Task brief: Using the data below, gather each line that includes the word "Promenade".

- - - - - - -

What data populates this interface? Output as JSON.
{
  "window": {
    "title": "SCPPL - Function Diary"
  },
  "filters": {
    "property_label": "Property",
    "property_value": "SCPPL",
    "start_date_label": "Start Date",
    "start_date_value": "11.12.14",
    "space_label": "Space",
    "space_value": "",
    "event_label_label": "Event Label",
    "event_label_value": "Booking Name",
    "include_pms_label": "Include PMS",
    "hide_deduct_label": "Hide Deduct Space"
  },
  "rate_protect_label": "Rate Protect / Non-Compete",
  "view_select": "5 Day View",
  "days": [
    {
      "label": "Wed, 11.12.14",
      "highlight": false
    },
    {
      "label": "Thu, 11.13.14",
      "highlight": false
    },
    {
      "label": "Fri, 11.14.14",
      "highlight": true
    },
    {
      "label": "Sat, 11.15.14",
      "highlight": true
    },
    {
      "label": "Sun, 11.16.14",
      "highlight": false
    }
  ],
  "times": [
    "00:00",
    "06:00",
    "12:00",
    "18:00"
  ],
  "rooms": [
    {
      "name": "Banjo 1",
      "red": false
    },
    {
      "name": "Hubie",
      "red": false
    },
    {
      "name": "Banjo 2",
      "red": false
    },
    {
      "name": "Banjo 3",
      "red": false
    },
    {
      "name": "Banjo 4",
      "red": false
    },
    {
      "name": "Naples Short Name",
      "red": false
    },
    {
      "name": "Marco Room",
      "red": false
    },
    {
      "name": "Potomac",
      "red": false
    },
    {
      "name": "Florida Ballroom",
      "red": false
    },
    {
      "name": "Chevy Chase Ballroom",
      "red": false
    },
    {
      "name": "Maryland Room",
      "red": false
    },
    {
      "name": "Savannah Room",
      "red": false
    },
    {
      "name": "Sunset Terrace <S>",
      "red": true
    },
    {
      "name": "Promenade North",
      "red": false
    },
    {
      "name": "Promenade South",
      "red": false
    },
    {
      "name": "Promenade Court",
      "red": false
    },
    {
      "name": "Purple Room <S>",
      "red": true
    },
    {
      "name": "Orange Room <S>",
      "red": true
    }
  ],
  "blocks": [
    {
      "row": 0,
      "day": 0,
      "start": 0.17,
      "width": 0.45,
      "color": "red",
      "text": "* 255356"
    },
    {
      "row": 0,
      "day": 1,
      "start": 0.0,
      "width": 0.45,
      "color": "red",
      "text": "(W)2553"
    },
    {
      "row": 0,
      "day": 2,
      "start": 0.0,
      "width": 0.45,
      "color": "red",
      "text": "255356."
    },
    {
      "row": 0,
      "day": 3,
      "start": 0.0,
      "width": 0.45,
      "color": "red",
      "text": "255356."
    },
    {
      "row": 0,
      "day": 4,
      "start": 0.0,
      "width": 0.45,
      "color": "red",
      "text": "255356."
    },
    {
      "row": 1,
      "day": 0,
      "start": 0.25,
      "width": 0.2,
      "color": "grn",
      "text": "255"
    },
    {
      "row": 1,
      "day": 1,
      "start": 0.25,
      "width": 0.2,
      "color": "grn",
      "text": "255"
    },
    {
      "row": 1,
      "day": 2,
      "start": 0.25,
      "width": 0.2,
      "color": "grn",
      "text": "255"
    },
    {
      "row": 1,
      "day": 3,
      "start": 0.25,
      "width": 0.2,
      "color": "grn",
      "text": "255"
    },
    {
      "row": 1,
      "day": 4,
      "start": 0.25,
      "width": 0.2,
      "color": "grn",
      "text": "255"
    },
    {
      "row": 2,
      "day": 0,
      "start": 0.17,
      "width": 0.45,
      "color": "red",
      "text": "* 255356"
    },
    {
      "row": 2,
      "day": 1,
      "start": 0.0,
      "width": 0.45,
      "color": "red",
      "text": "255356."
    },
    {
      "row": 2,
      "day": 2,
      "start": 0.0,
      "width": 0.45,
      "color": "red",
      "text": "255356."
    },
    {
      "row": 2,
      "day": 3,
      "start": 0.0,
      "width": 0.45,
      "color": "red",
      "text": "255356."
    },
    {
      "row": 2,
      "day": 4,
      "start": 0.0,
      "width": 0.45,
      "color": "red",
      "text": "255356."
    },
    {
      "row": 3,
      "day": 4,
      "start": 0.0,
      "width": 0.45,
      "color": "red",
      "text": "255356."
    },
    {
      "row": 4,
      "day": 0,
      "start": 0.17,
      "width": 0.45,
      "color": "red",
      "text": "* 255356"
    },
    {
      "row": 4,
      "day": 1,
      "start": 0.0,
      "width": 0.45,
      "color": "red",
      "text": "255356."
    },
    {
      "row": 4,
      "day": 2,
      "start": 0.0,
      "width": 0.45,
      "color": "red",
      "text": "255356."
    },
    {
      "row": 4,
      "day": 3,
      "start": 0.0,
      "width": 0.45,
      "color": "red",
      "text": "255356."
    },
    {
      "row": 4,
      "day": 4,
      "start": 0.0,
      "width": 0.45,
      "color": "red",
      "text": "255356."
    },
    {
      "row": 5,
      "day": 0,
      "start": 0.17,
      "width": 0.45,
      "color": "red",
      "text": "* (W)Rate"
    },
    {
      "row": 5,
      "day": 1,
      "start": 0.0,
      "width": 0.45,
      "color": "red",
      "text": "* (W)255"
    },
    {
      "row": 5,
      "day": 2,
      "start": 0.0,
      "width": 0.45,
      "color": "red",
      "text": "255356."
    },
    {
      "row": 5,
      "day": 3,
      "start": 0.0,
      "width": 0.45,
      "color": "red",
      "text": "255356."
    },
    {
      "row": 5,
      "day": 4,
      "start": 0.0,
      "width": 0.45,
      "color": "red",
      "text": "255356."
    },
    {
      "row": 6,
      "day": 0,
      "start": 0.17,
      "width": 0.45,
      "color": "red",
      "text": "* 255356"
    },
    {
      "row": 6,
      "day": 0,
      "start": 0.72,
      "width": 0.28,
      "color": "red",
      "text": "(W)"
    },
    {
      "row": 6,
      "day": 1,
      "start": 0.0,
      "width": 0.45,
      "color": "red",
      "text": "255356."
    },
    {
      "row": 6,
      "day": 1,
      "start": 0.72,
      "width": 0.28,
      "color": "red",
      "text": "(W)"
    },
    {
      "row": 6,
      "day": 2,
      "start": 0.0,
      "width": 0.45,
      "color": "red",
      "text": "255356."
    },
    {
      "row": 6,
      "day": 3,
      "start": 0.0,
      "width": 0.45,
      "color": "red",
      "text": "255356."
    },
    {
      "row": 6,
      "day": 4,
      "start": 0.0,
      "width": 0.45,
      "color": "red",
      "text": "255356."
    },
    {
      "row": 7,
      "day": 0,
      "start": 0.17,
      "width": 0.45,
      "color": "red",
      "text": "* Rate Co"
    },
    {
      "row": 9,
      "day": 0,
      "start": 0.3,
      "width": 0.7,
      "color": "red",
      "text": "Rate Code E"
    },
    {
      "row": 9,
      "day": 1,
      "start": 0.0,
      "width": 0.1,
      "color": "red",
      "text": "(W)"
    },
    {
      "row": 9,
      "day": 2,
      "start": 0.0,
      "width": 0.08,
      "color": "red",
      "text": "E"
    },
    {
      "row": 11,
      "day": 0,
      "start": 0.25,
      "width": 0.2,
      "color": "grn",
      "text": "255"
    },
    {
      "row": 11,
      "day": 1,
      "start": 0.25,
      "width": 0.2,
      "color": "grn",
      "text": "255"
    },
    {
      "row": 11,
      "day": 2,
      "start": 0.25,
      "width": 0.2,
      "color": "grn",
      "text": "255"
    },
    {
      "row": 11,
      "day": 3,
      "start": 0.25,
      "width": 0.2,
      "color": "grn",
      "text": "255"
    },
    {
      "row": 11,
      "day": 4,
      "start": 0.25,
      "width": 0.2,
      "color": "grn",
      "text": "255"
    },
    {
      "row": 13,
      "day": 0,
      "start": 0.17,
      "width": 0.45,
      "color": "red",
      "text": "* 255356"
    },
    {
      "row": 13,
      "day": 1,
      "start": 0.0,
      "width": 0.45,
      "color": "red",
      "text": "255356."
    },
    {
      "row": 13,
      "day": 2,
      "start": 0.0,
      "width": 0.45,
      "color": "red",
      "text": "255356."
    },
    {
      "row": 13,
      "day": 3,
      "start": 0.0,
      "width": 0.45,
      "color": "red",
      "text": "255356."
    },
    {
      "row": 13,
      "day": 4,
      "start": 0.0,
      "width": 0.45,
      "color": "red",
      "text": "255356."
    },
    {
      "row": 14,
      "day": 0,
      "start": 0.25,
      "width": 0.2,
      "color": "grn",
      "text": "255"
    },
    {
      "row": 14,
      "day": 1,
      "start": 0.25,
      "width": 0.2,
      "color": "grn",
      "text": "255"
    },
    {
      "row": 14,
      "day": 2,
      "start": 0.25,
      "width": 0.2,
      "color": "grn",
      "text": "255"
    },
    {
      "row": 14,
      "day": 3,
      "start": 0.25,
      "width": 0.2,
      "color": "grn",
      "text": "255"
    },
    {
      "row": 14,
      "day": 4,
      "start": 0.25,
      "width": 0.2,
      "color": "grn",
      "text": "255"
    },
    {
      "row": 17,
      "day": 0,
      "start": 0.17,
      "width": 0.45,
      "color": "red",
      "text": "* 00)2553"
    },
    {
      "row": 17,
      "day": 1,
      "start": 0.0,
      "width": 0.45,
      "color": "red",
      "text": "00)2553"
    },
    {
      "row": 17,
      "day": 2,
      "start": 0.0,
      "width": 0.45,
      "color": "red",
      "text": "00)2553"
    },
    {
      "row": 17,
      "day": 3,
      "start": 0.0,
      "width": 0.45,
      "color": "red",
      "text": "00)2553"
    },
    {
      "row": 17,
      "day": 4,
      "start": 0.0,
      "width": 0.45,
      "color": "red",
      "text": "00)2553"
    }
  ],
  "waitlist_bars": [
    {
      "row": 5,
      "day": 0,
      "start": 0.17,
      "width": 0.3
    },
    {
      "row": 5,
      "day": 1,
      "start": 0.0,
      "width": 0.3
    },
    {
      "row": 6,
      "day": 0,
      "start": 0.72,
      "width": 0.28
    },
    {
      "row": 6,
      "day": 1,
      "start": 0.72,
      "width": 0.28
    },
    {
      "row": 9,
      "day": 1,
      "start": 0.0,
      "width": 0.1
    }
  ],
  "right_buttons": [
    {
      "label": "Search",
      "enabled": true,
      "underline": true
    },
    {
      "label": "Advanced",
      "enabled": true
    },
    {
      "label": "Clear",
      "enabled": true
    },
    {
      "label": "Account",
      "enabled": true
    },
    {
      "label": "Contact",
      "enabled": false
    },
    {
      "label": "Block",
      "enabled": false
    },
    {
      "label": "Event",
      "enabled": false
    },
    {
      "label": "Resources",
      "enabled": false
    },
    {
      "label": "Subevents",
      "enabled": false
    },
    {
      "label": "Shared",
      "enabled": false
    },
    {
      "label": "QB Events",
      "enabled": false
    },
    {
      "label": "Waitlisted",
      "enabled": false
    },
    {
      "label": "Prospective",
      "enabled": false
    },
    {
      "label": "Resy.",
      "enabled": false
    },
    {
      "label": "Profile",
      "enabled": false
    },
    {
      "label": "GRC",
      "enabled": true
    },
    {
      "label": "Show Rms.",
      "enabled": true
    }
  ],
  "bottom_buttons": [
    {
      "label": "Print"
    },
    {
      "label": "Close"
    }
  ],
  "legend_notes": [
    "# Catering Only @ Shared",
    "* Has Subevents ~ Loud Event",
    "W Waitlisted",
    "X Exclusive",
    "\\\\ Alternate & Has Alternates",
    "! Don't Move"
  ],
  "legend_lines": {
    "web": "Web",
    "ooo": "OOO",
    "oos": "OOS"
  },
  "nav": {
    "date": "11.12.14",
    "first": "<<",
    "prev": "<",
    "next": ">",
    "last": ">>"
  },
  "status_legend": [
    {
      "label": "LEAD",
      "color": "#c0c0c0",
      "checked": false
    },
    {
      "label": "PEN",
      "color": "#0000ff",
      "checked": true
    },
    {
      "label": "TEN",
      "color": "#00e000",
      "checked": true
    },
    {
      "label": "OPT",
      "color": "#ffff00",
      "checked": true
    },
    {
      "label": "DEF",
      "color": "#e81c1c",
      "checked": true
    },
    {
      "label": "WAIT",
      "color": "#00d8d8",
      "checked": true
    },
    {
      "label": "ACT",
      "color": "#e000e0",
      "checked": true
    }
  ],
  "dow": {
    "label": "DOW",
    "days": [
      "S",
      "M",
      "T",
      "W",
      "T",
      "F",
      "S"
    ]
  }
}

- - - - - - -

Task result:
      "name": "Promenade North",
      "name": "Promenade South",
      "name": "Promenade Court",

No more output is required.